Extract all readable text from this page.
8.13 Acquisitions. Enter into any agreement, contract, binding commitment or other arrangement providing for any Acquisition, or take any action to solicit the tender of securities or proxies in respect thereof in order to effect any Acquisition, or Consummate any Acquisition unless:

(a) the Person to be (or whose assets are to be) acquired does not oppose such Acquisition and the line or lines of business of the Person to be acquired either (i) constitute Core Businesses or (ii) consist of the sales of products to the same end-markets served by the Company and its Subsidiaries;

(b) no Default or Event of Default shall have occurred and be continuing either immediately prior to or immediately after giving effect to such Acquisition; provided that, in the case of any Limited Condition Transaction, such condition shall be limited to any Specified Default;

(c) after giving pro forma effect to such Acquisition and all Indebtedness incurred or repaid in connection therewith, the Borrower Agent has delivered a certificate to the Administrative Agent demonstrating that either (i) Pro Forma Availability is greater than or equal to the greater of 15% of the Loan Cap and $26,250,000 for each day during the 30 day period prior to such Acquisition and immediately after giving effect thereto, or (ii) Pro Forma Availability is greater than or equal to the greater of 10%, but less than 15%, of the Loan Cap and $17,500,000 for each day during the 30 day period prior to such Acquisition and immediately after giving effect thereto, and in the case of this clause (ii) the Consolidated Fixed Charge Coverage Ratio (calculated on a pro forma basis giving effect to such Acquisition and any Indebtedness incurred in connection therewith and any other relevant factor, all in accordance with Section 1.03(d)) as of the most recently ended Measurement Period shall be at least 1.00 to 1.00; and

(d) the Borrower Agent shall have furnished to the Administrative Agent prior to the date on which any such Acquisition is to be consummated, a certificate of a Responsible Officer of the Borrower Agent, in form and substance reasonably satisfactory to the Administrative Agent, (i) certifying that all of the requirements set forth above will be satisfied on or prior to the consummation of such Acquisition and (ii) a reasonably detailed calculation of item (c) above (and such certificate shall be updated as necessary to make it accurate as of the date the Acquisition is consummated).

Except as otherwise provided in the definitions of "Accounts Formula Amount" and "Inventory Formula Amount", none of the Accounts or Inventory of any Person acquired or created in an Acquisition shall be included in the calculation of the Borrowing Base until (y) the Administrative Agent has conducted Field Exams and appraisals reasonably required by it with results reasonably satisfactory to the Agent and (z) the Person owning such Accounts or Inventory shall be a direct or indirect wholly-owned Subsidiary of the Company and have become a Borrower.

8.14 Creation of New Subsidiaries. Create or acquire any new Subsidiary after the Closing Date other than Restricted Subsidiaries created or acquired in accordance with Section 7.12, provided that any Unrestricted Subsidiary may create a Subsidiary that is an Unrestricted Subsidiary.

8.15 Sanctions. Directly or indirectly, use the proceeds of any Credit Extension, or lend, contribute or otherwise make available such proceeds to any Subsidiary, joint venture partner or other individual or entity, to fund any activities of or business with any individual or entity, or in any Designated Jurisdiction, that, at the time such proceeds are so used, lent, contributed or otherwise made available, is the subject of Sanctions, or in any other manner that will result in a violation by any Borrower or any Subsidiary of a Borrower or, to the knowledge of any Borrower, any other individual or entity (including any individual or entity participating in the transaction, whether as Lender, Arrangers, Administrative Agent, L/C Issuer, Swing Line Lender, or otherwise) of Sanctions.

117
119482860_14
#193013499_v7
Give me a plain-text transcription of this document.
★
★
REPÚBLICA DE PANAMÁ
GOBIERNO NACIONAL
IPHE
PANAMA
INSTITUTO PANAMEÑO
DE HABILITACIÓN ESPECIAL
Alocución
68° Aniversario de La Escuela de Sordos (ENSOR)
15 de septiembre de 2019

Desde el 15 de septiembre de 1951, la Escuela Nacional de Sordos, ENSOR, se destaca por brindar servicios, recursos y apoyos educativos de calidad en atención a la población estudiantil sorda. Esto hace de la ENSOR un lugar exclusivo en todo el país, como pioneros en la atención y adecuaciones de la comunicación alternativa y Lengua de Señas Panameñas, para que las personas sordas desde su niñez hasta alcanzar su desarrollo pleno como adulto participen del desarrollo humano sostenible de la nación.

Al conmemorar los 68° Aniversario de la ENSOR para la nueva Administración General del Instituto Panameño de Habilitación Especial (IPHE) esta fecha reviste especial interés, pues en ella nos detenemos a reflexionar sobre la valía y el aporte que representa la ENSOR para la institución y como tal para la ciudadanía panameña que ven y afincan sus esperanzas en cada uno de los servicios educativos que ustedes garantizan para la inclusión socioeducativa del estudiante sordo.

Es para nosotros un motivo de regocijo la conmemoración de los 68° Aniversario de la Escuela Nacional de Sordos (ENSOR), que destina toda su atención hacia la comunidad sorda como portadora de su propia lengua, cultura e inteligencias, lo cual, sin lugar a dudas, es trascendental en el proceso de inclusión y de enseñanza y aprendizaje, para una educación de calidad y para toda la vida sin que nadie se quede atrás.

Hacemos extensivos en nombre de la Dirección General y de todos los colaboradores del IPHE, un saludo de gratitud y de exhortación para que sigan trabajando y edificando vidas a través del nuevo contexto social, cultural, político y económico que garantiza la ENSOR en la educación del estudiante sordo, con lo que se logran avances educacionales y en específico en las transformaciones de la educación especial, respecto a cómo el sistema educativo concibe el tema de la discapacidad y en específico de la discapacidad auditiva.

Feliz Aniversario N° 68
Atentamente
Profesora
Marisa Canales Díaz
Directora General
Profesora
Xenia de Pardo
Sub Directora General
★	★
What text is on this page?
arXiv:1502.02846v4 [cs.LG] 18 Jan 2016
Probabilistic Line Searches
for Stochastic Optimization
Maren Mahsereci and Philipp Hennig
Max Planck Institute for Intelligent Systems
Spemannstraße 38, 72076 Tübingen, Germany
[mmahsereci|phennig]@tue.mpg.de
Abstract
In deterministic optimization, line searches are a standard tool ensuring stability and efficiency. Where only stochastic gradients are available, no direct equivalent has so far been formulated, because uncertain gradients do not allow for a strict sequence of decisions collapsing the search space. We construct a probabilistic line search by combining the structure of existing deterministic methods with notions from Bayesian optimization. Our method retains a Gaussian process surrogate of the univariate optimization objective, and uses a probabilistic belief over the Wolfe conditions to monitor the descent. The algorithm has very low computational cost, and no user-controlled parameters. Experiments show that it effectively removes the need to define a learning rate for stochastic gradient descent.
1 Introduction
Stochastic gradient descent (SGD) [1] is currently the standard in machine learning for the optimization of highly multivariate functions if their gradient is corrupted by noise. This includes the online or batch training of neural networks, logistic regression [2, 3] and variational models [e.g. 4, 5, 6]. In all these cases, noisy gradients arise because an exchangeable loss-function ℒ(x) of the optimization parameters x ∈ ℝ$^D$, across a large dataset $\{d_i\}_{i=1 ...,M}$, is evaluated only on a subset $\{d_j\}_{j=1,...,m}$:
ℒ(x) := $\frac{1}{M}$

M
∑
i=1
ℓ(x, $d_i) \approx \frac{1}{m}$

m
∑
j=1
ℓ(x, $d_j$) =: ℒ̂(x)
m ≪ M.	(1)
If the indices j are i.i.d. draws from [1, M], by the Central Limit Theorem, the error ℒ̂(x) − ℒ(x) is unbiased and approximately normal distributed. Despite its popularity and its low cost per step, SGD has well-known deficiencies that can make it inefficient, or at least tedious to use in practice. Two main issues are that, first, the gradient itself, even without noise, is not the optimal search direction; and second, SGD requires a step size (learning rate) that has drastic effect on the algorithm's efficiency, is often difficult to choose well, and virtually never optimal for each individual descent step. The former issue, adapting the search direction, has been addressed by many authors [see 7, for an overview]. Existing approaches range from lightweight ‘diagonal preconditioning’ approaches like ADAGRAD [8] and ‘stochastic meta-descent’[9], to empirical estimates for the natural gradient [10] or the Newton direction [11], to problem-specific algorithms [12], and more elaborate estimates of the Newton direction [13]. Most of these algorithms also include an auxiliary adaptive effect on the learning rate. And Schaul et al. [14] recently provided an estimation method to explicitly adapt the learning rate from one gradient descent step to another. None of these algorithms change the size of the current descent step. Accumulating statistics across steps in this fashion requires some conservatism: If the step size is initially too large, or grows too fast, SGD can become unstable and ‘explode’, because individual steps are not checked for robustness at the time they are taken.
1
--
_Work required_. Locate all lines in the listing above with the word "acquired". Copy them.

_Solution to the exercise_.
(a) the Person to be (or whose assets are to be) acquired does not oppose such Acquisition and the line or lines of business of the Person to be acquired either (i) constitute Core Businesses or (ii) consist of the sales of products to the same end-markets served by the Company and its Subsidiaries;
Except as otherwise provided in the definitions of "Accounts Formula Amount" and "Inventory Formula Amount", none of the Accounts or Inventory of any Person acquired or created in an Acquisition shall be included in the calculation of the Borrowing Base until (y) the Administrative Agent has conducted Field Exams and appraisals reasonably required by it with results reasonably satisfactory to the Agent and (z) the Person owning such Accounts or Inventory shall be a direct or indirect wholly-owned Subsidiary of the Company and have become a Borrower.
8.14 Creation of New Subsidiaries. Create or acquire any new Subsidiary after the Closing Date other than Restricted Subsidiaries created or acquired in accordance with Section 7.12, provided that any Unrestricted Subsidiary may create a Subsidiary that is an Unrestricted Subsidiary.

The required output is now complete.